**What you should do**
Update every entry below by replacing "小蝌蚪" with "蝌蚪宝宝" wherever it appears, and change nothing else. Leave the pictures out of your answer.

-=-=-=-=-

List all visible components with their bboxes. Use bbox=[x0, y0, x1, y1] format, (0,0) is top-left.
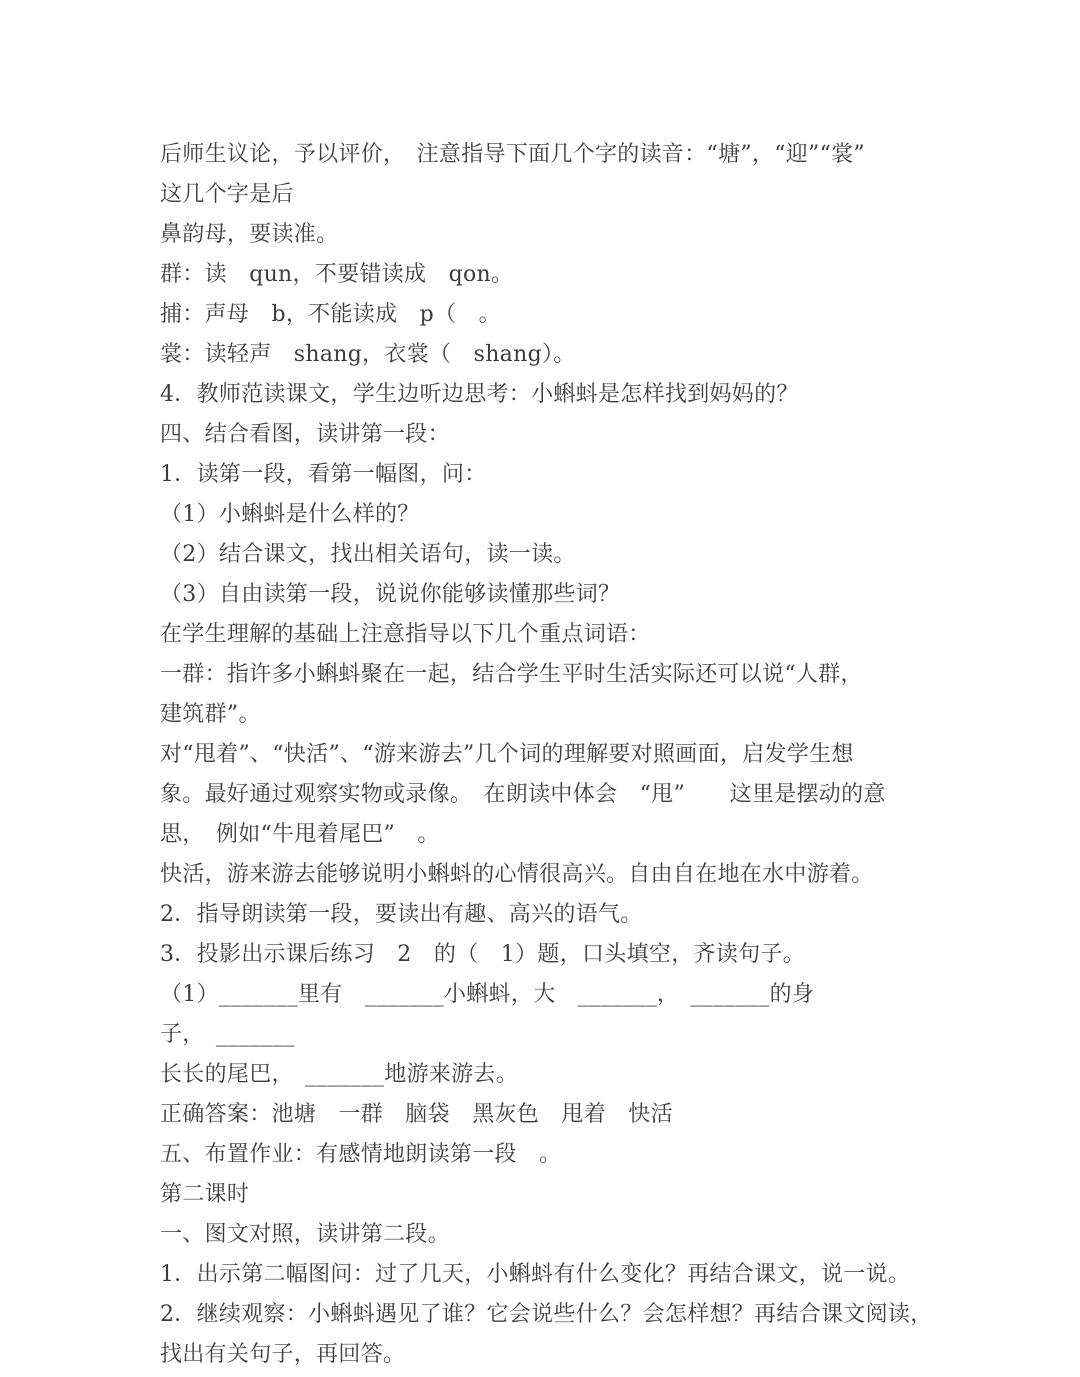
text-line-2: 这几个字是后 bbox=[160, 175, 940, 215]
text-line-18: 思， 例如“牛甩着尾巴” 。 bbox=[160, 815, 940, 855]
text-line-16: 对“甩着”、“快活”、“游来游去”几个词的理解要对照画面，启发学生想 bbox=[160, 735, 940, 775]
text-line-22: （1）_______里有 _______小蝌蚪，大 _______， _____… bbox=[160, 975, 940, 1015]
text-line-8: 四、结合看图，读讲第一段： bbox=[160, 415, 940, 455]
text-line-10: （1）小蝌蚪是什么样的？ bbox=[160, 495, 940, 535]
text-line-11: （2）结合课文，找出相关语句，读一读。 bbox=[160, 535, 940, 575]
text-line-6: 裳：读轻声 shang，衣裳（ shang）。 bbox=[160, 335, 940, 375]
text-line-26: 五、布置作业：有感情地朗读第一段 。 bbox=[160, 1135, 940, 1175]
text-line-7: 4．教师范读课文，学生边听边思考：小蝌蚪是怎样找到妈妈的？ bbox=[160, 375, 940, 415]
text-line-4: 群：读 qun，不要错读成 qon。 bbox=[160, 255, 940, 295]
text-line-15: 建筑群”。 bbox=[160, 695, 940, 735]
text-line-30: 2．继续观察：小蝌蚪遇见了谁？它会说些什么？会怎样想？再结合课文阅读， bbox=[160, 1295, 940, 1335]
text-line-29: 1．出示第二幅图问：过了几天，小蝌蚪有什么变化？再结合课文，说一说。 bbox=[160, 1255, 940, 1295]
text-line-17: 象。最好通过观察实物或录像。 在朗读中体会 “甩” 这里是摆动的意 bbox=[160, 775, 940, 815]
text-line-3: 鼻韵母，要读准。 bbox=[160, 215, 940, 255]
text-line-19: 快活，游来游去能够说明小蝌蚪的心情很高兴。自由自在地在水中游着。 bbox=[160, 855, 940, 895]
text-line-12: （3）自由读第一段，说说你能够读懂那些词？ bbox=[160, 575, 940, 615]
text-line-23: 子， _______ bbox=[160, 1015, 940, 1055]
text-line-9: 1．读第一段，看第一幅图，问： bbox=[160, 455, 940, 495]
document-page: 后师生议论，予以评价， 注意指导下面几个字的读音：“塘”，“迎”“裳” 这几个字… bbox=[0, 0, 1080, 1377]
text-line-20: 2．指导朗读第一段，要读出有趣、高兴的语气。 bbox=[160, 895, 940, 935]
text-line-14: 一群：指许多小蝌蚪聚在一起，结合学生平时生活实际还可以说“人群， bbox=[160, 655, 940, 695]
text-line-1: 后师生议论，予以评价， 注意指导下面几个字的读音：“塘”，“迎”“裳” bbox=[160, 135, 940, 175]
text-line-5: 捕：声母 b，不能读成 p（ 。 bbox=[160, 295, 940, 335]
text-line-13: 在学生理解的基础上注意指导以下几个重点词语： bbox=[160, 615, 940, 655]
text-line-25: 正确答案：池塘 一群 脑袋 黑灰色 甩着 快活 bbox=[160, 1095, 940, 1135]
text-line-27: 第二课时 bbox=[160, 1175, 940, 1215]
text-line-21: 3．投影出示课后练习 2 的（ 1）题，口头填空，齐读句子。 bbox=[160, 935, 940, 975]
text-line-28: 一、图文对照，读讲第二段。 bbox=[160, 1215, 940, 1255]
text-line-31: 找出有关句子，再回答。 bbox=[160, 1335, 940, 1375]
text-line-24: 长长的尾巴， _______地游来游去。 bbox=[160, 1055, 940, 1095]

-=-=-=-=-

**Full answer**
List all visible components with their bboxes. Use bbox=[x0, y0, x1, y1] format, (0,0) is top-left.
text-line-2: 这几个字是后 bbox=[160, 175, 940, 215]
text-line-18: 思， 例如“牛甩着尾巴” 。 bbox=[160, 815, 940, 855]
text-line-16: 对“甩着”、“快活”、“游来游去”几个词的理解要对照画面，启发学生想 bbox=[160, 735, 940, 775]
text-line-22: （1）_______里有 _______蝌蚪宝宝，大 _______， _____… bbox=[160, 975, 940, 1015]
text-line-8: 四、结合看图，读讲第一段： bbox=[160, 415, 940, 455]
text-line-10: （1）蝌蚪宝宝是什么样的？ bbox=[160, 495, 940, 535]
text-line-11: （2）结合课文，找出相关语句，读一读。 bbox=[160, 535, 940, 575]
text-line-6: 裳：读轻声 shang，衣裳（ shang）。 bbox=[160, 335, 940, 375]
text-line-26: 五、布置作业：有感情地朗读第一段 。 bbox=[160, 1135, 940, 1175]
text-line-7: 4．教师范读课文，学生边听边思考：蝌蚪宝宝是怎样找到妈妈的？ bbox=[160, 375, 940, 415]
text-line-4: 群：读 qun，不要错读成 qon。 bbox=[160, 255, 940, 295]
text-line-15: 建筑群”。 bbox=[160, 695, 940, 735]
text-line-30: 2．继续观察：蝌蚪宝宝遇见了谁？它会说些什么？会怎样想？再结合课文阅读， bbox=[160, 1295, 940, 1335]
text-line-29: 1．出示第二幅图问：过了几天，蝌蚪宝宝有什么变化？再结合课文，说一说。 bbox=[160, 1255, 940, 1295]
text-line-17: 象。最好通过观察实物或录像。 在朗读中体会 “甩” 这里是摆动的意 bbox=[160, 775, 940, 815]
text-line-3: 鼻韵母，要读准。 bbox=[160, 215, 940, 255]
text-line-19: 快活，游来游去能够说明蝌蚪宝宝的心情很高兴。自由自在地在水中游着。 bbox=[160, 855, 940, 895]
text-line-12: （3）自由读第一段，说说你能够读懂那些词？ bbox=[160, 575, 940, 615]
text-line-23: 子， _______ bbox=[160, 1015, 940, 1055]
text-line-9: 1．读第一段，看第一幅图，问： bbox=[160, 455, 940, 495]
document-page: 后师生议论，予以评价， 注意指导下面几个字的读音：“塘”，“迎”“裳” 这几个字… bbox=[0, 0, 1080, 1377]
text-line-20: 2．指导朗读第一段，要读出有趣、高兴的语气。 bbox=[160, 895, 940, 935]
text-line-14: 一群：指许多蝌蚪宝宝聚在一起，结合学生平时生活实际还可以说“人群， bbox=[160, 655, 940, 695]
text-line-1: 后师生议论，予以评价， 注意指导下面几个字的读音：“塘”，“迎”“裳” bbox=[160, 135, 940, 175]
text-line-5: 捕：声母 b，不能读成 p（ 。 bbox=[160, 295, 940, 335]
text-line-13: 在学生理解的基础上注意指导以下几个重点词语： bbox=[160, 615, 940, 655]
text-line-25: 正确答案：池塘 一群 脑袋 黑灰色 甩着 快活 bbox=[160, 1095, 940, 1135]
text-line-27: 第二课时 bbox=[160, 1175, 940, 1215]
text-line-21: 3．投影出示课后练习 2 的（ 1）题，口头填空，齐读句子。 bbox=[160, 935, 940, 975]
text-line-28: 一、图文对照，读讲第二段。 bbox=[160, 1215, 940, 1255]
text-line-31: 找出有关句子，再回答。 bbox=[160, 1335, 940, 1375]
text-line-24: 长长的尾巴， _______地游来游去。 bbox=[160, 1055, 940, 1095]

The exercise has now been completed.